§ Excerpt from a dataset
════

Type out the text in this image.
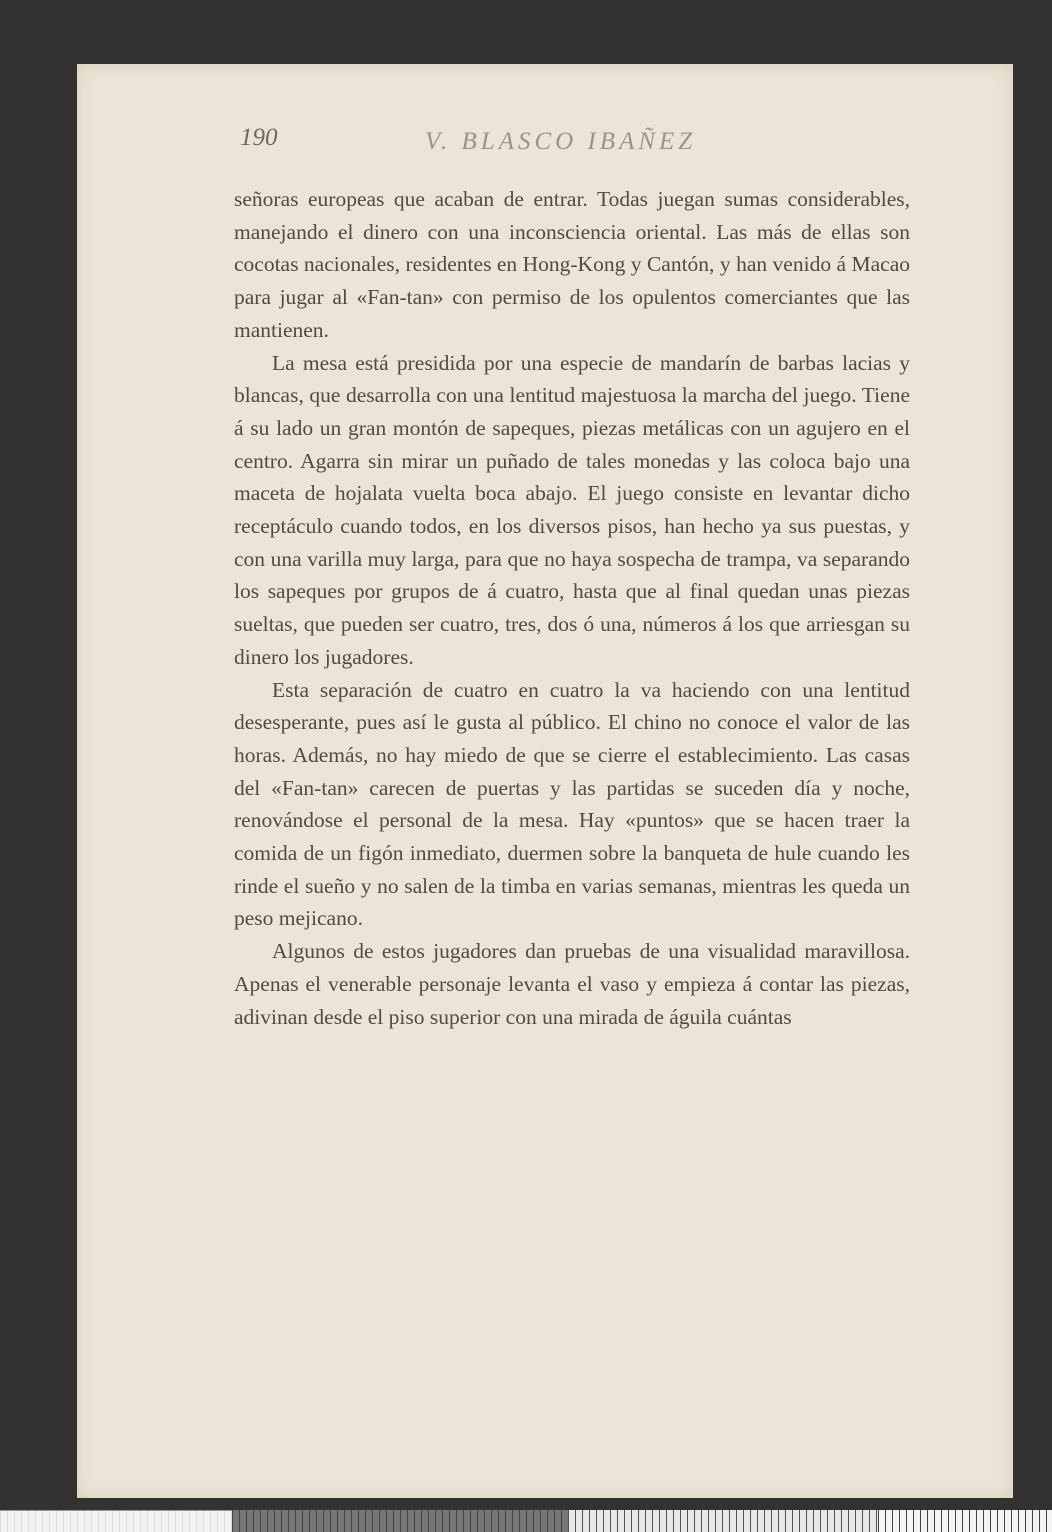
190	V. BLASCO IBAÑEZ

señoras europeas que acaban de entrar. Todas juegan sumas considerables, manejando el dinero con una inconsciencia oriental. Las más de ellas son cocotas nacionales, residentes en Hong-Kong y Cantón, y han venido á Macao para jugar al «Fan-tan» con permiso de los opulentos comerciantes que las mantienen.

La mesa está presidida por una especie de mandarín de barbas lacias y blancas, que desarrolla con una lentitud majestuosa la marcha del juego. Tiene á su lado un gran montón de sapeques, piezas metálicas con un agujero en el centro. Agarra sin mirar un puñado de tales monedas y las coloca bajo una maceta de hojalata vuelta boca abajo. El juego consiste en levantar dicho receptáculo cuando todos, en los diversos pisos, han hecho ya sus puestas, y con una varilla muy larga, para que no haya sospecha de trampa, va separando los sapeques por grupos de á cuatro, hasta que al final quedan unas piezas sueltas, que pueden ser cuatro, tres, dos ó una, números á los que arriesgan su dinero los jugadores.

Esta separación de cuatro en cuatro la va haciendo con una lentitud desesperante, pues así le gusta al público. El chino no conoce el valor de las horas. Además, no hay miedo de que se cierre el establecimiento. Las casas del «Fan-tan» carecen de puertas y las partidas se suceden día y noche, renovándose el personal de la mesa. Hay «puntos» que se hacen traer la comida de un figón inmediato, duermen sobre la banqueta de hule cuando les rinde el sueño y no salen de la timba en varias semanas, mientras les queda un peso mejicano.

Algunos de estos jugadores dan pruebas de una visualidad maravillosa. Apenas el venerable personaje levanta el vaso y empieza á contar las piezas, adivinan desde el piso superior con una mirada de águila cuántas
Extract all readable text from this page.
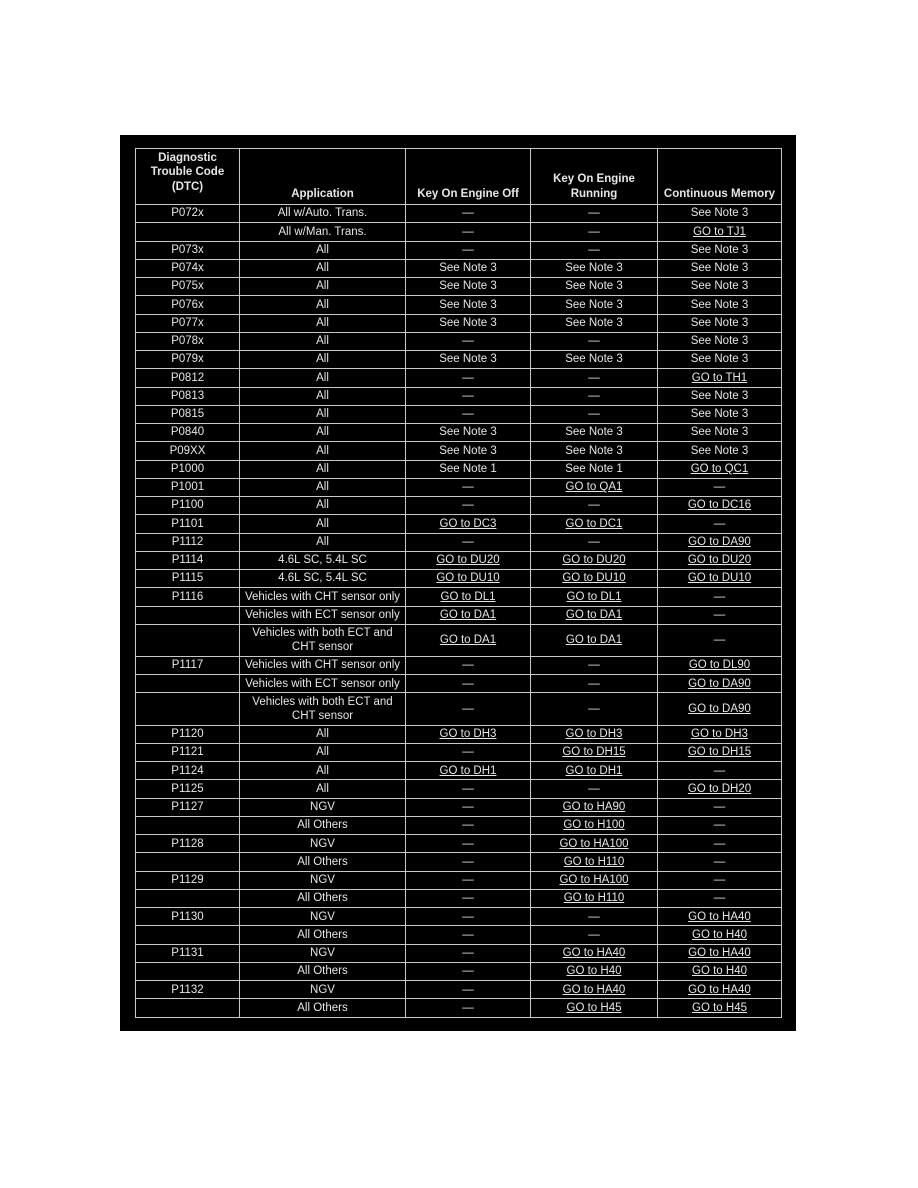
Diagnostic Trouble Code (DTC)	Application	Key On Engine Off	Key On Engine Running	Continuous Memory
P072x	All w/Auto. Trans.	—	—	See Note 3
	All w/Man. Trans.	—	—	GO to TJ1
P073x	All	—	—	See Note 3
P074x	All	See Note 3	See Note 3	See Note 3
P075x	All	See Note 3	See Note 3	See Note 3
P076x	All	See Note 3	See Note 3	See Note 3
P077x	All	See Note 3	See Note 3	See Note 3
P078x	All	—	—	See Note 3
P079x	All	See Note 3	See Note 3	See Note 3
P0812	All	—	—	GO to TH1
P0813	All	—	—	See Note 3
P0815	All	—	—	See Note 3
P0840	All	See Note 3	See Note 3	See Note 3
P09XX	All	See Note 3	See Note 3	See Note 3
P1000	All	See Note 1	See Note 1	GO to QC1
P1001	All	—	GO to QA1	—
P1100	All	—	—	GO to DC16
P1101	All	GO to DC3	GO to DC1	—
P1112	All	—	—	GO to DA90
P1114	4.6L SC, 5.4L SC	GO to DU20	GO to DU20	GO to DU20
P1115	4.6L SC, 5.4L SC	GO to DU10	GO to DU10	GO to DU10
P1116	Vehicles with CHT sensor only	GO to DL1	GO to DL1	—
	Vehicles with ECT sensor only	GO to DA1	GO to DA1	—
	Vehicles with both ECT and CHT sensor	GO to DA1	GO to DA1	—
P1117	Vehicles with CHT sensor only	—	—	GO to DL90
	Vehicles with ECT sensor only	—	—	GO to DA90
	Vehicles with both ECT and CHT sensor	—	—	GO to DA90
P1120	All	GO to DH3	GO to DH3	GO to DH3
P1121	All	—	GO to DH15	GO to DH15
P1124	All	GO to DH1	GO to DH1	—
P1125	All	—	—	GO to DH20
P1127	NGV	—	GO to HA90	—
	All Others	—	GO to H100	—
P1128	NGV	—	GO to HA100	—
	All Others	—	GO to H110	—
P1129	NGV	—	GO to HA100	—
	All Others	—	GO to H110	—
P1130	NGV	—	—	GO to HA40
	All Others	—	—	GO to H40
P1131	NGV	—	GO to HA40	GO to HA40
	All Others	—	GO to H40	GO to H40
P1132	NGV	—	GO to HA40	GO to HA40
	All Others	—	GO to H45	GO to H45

════

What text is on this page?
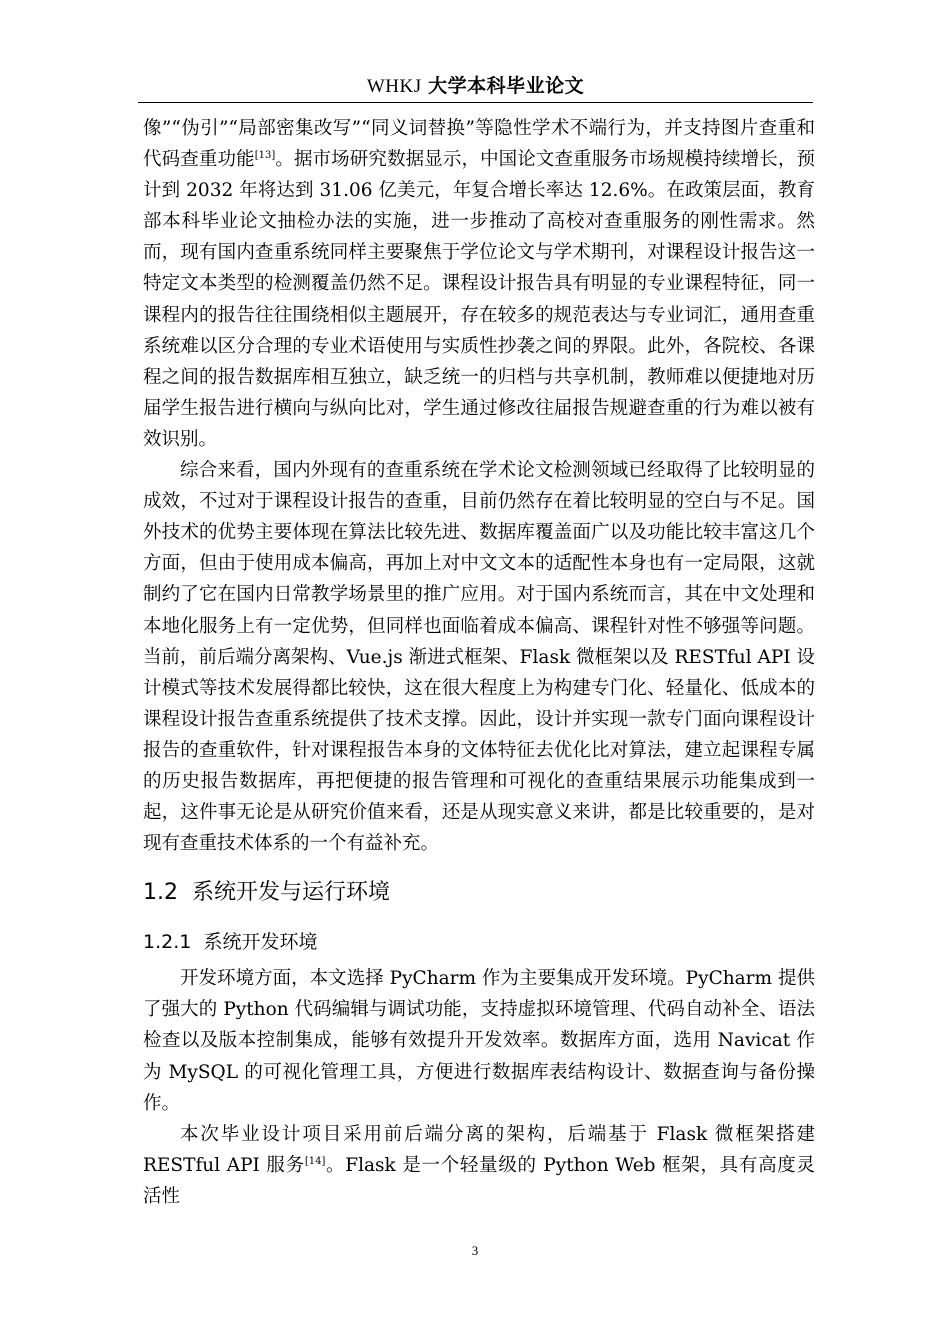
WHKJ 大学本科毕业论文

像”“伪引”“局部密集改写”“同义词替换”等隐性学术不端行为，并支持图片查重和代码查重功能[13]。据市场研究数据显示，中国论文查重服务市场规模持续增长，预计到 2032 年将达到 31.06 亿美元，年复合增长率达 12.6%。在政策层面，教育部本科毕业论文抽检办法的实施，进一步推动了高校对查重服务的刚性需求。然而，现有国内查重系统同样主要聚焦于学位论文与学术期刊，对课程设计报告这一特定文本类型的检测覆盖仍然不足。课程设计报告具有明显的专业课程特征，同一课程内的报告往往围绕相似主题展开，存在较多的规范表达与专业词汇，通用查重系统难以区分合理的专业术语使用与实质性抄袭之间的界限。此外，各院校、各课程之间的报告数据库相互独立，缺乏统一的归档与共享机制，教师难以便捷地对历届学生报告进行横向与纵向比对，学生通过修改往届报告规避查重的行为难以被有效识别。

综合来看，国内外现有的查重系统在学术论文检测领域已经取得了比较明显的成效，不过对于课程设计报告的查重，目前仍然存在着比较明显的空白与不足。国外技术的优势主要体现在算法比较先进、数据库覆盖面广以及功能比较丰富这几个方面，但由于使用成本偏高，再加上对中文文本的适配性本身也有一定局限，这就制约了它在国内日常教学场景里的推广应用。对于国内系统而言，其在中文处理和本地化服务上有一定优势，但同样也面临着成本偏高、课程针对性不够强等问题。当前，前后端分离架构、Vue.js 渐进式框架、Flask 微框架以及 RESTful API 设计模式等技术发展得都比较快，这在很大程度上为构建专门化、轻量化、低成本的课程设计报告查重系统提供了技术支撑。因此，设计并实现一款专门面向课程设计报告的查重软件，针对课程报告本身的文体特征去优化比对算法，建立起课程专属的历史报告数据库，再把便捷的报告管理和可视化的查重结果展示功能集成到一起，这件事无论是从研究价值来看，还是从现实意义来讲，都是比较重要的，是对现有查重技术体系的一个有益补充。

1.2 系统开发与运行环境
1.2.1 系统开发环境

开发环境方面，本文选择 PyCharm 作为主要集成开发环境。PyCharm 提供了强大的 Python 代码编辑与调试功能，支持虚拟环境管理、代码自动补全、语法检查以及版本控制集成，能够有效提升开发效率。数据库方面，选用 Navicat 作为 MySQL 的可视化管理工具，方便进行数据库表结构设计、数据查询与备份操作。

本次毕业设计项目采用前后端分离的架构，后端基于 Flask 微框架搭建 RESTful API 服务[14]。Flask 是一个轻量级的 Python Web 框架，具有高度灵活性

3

════

§ CHALLENGE
Take every line from the data that contains the word "mesa".

§ THE RESULT
La mesa está presidida por una especie de mandarín de barbas lacias y blancas, que desarrolla con una lentitud majestuosa la marcha del juego. Tiene á su lado un gran montón de sapeques, piezas metálicas con un agujero en el centro. Agarra sin mirar un puñado de tales monedas y las coloca bajo una maceta de hojalata vuelta boca abajo. El juego consiste en levantar dicho receptáculo cuando todos, en los diversos pisos, han hecho ya sus puestas, y con una varilla muy larga, para que no haya sospecha de trampa, va separando los sapeques por grupos de á cuatro, hasta que al final quedan unas piezas sueltas, que pueden ser cuatro, tres, dos ó una, números á los que arriesgan su dinero los jugadores.
Esta separación de cuatro en cuatro la va haciendo con una lentitud desesperante, pues así le gusta al público. El chino no conoce el valor de las horas. Además, no hay miedo de que se cierre el establecimiento. Las casas del «Fan-tan» carecen de puertas y las partidas se suceden día y noche, renovándose el personal de la mesa. Hay «puntos» que se hacen traer la comida de un figón inmediato, duermen sobre la banqueta de hule cuando les rinde el sueño y no salen de la timba en varias semanas, mientras les queda un peso mejicano.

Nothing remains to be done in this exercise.